* Begin Data listing *
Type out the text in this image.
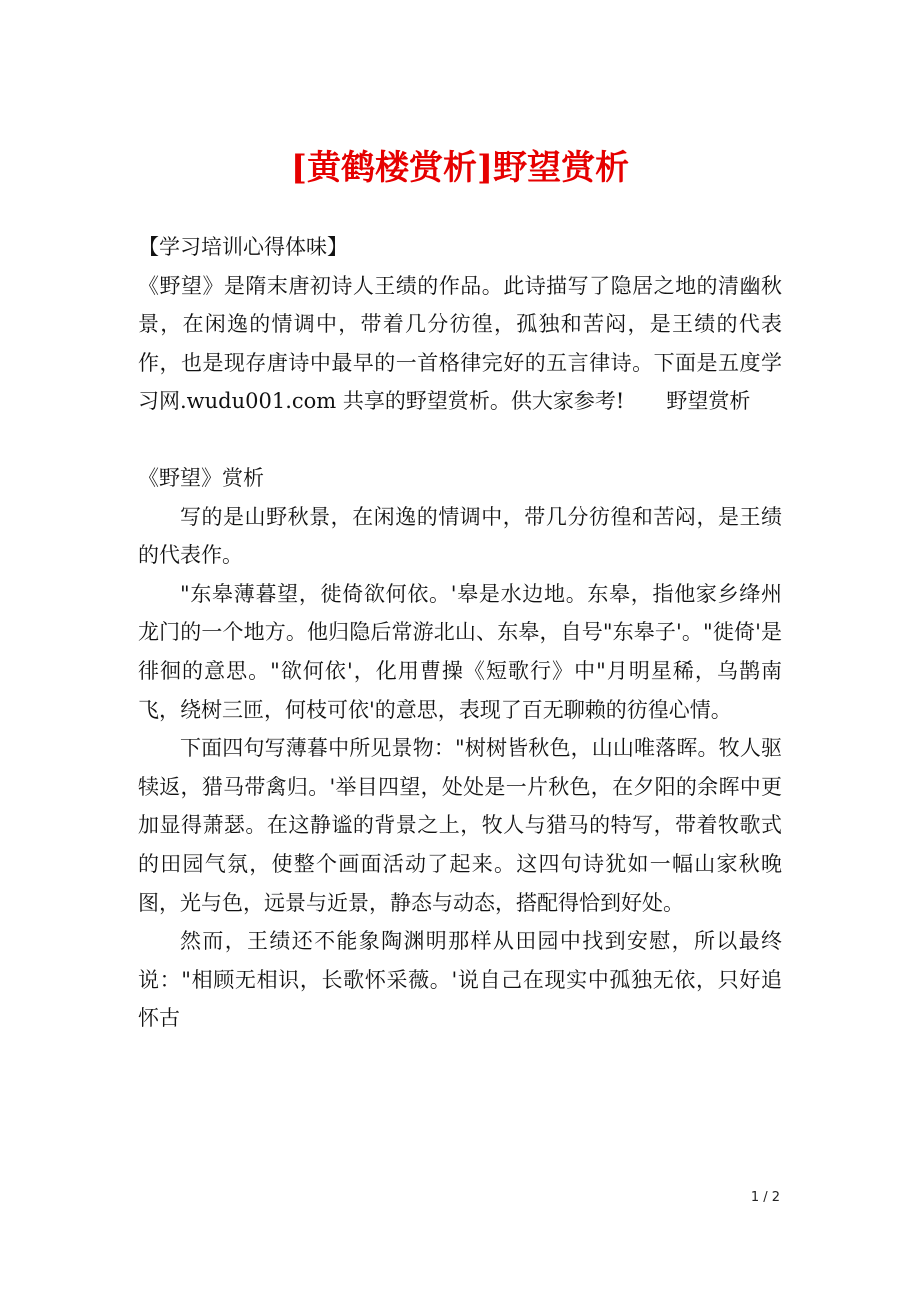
[黄鹤楼赏析]野望赏析

【学习培训心得体味】

《野望》是隋末唐初诗人王绩的作品。此诗描写了隐居之地的清幽秋景，在闲逸的情调中，带着几分彷徨，孤独和苦闷，是王绩的代表作，也是现存唐诗中最早的一首格律完好的五言律诗。下面是五度学习网.wudu001.com 共享的野望赏析。供大家参考!　　野望赏析

《野望》赏析

写的是山野秋景，在闲逸的情调中，带几分彷徨和苦闷，是王绩的代表作。

"东皋薄暮望，徙倚欲何依。'皋是水边地。东皋，指他家乡绛州龙门的一个地方。他归隐后常游北山、东皋，自号"东皋子'。"徙倚'是徘徊的意思。"欲何依'，化用曹操《短歌行》中"月明星稀，乌鹊南飞，绕树三匝，何枝可依'的意思，表现了百无聊赖的彷徨心情。

下面四句写薄暮中所见景物："树树皆秋色，山山唯落晖。牧人驱犊返，猎马带禽归。'举目四望，处处是一片秋色，在夕阳的余晖中更加显得萧瑟。在这静谧的背景之上，牧人与猎马的特写，带着牧歌式的田园气氛，使整个画面活动了起来。这四句诗犹如一幅山家秋晚图，光与色，远景与近景，静态与动态，搭配得恰到好处。

然而，王绩还不能象陶渊明那样从田园中找到安慰，所以最终说："相顾无相识，长歌怀采薇。'说自己在现实中孤独无依，只好追怀古

1 / 2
* End Data listing *
_Given request_:
Pick out the lines that include the word "野望赏析" and write them out.

_Exercise output_:
[黄鹤楼赏析]野望赏析
《野望》是隋末唐初诗人王绩的作品。此诗描写了隐居之地的清幽秋景，在闲逸的情调中，带着几分彷徨，孤独和苦闷，是王绩的代表作，也是现存唐诗中最早的一首格律完好的五言律诗。下面是五度学习网.wudu001.com 共享的野望赏析。供大家参考!　　野望赏析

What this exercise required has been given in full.